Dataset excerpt
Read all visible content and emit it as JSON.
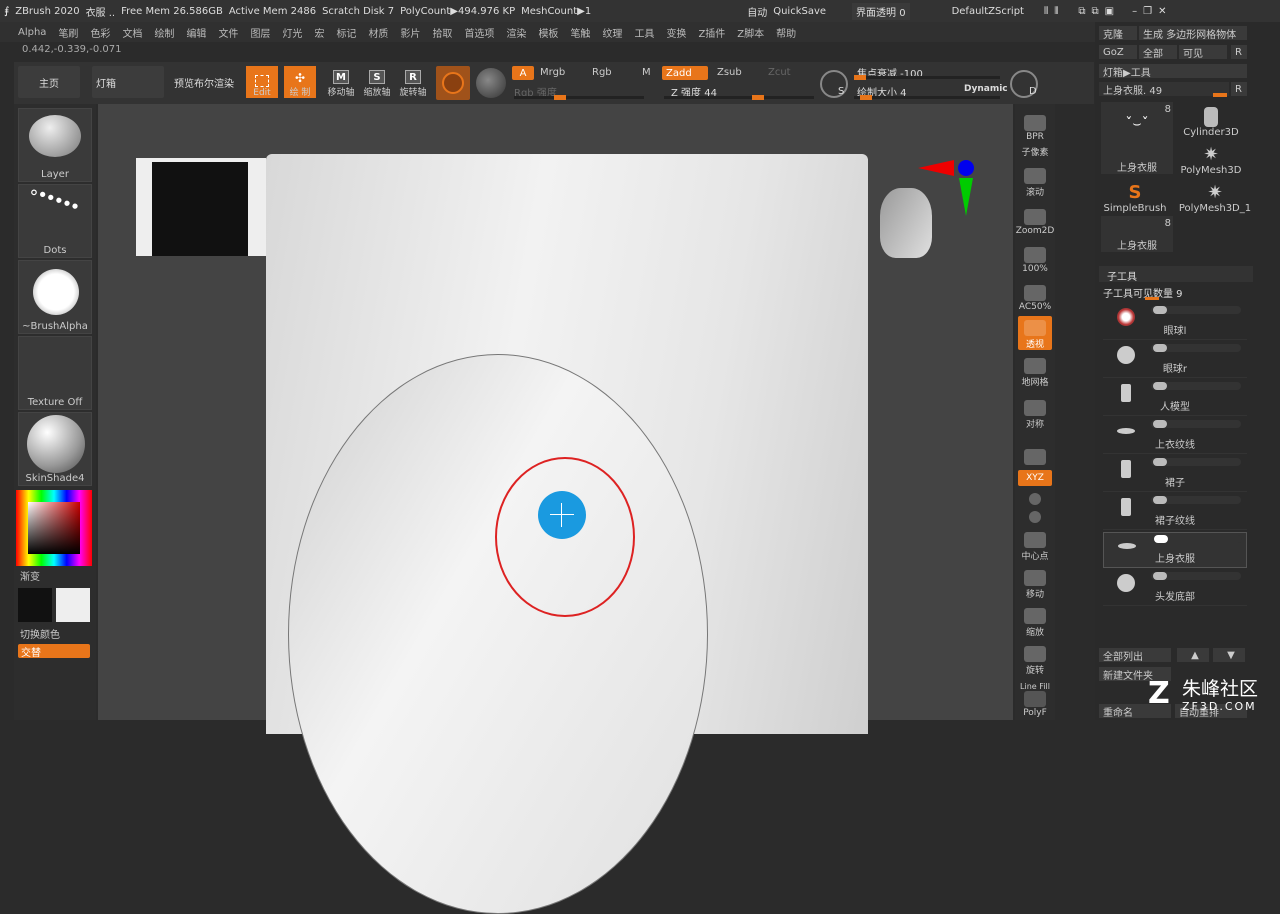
{
  "title_bar": {
    "app": "ZBrush 2020",
    "doc": "衣服 ..",
    "free_mem": "Free Mem 26.586GB",
    "active_mem": "Active Mem 2486",
    "scratch": "Scratch Disk 7",
    "poly_count": "PolyCount▶494.976 KP",
    "mesh_count": "MeshCount▶1",
    "auto": "自动",
    "quicksave": "QuickSave",
    "transparency": "界面透明 0",
    "script": "DefaultZScript"
  },
  "menu": [
    "Alpha",
    "笔刷",
    "色彩",
    "文档",
    "绘制",
    "编辑",
    "文件",
    "图层",
    "灯光",
    "宏",
    "标记",
    "材质",
    "影片",
    "拾取",
    "首选项",
    "渲染",
    "模板",
    "笔触",
    "纹理",
    "工具",
    "变换",
    "Z插件",
    "Z脚本",
    "帮助"
  ],
  "coords": "0.442,-0.339,-0.071",
  "toolbar": {
    "home": "主页",
    "lightbox": "灯箱",
    "bpr_preview": "预览布尔渲染",
    "edit": "Edit",
    "draw": "绘 制",
    "move": "移动轴",
    "scale": "缩放轴",
    "rotate": "旋转轴",
    "move_g": "M",
    "scale_g": "S",
    "rotate_g": "R",
    "a": "A",
    "mrgb": "Mrgb",
    "rgb": "Rgb",
    "m": "M",
    "zadd": "Zadd",
    "zsub": "Zsub",
    "zcut": "Zcut",
    "rgb_intensity": "Rgb 强度",
    "z_intensity": "Z 强度 44",
    "focal_shift": "焦点衰减 -100",
    "draw_size": "绘制大小 4",
    "dynamic": "Dynamic",
    "s": "S",
    "d": "D"
  },
  "left_tiles": [
    "Layer",
    "Dots",
    "~BrushAlpha",
    "Texture Off",
    "SkinShade4"
  ],
  "left_bottom": {
    "gradient": "渐变",
    "switch_color": "切换颜色",
    "alternate": "交替"
  },
  "right_icons": [
    "BPR",
    "子像素",
    "滚动",
    "Zoom2D",
    "100%",
    "AC50%",
    "透视",
    "地网格",
    "对称",
    "",
    "XYZ",
    "",
    "",
    "中心点",
    "移动",
    "缩放",
    "旋转",
    "Line Fill",
    "PolyF"
  ],
  "right_panel": {
    "clone": "克隆",
    "make_polymesh": "生成 多边形网格物体",
    "goz": "GoZ",
    "all": "全部",
    "visible": "可见",
    "r": "R",
    "lightbox_tool": "灯箱▶工具",
    "current_tool": "上身衣服. 49",
    "tools": [
      {
        "label": "上身衣服",
        "badge": "8"
      },
      {
        "label": "Cylinder3D",
        "badge": ""
      },
      {
        "label": "PolyMesh3D",
        "badge": ""
      },
      {
        "label": "SimpleBrush",
        "badge": ""
      },
      {
        "label": "PolyMesh3D_1",
        "badge": ""
      },
      {
        "label": "上身衣服",
        "badge": "8"
      }
    ],
    "subtool_header": "子工具",
    "subtool_count": "子工具可见数量 9",
    "subtools": [
      "眼球l",
      "眼球r",
      "人模型",
      "上衣纹线",
      "裙子",
      "裙子纹线",
      "上身衣服",
      "头发底部"
    ],
    "list_all": "全部列出",
    "new_folder": "新建文件夹",
    "rename": "重命名",
    "auto_rename": "自动重排"
  },
  "watermark": {
    "text": "朱峰社区",
    "url": "ZF3D.COM"
  },
  "colors": {
    "accent": "#e8751a",
    "bg": "#2b2b2b",
    "panel": "#333333"
  }
}
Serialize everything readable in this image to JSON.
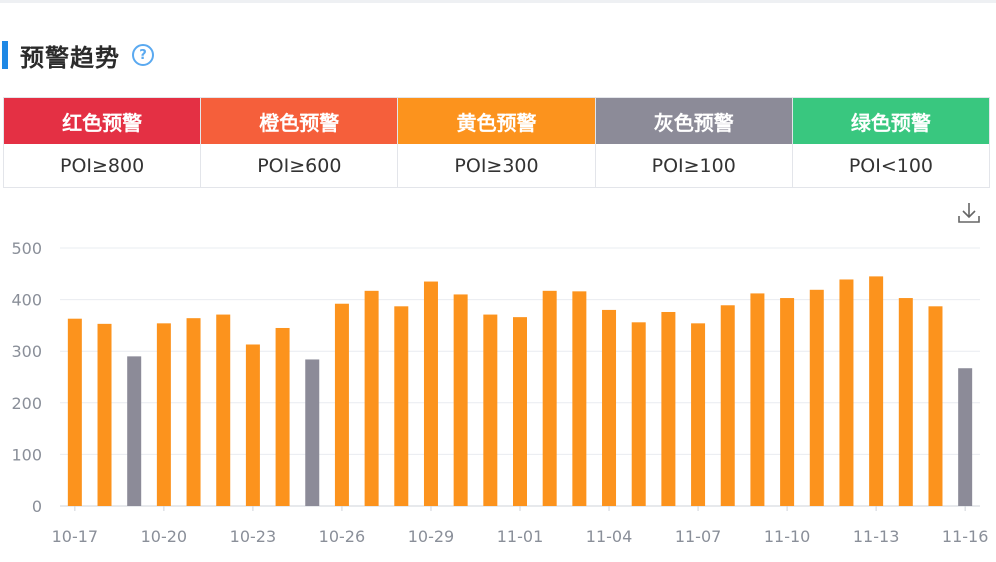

Set problem: Determine the number of lines where the string "JSON" occurs, and give that number only.

Response to the task: 2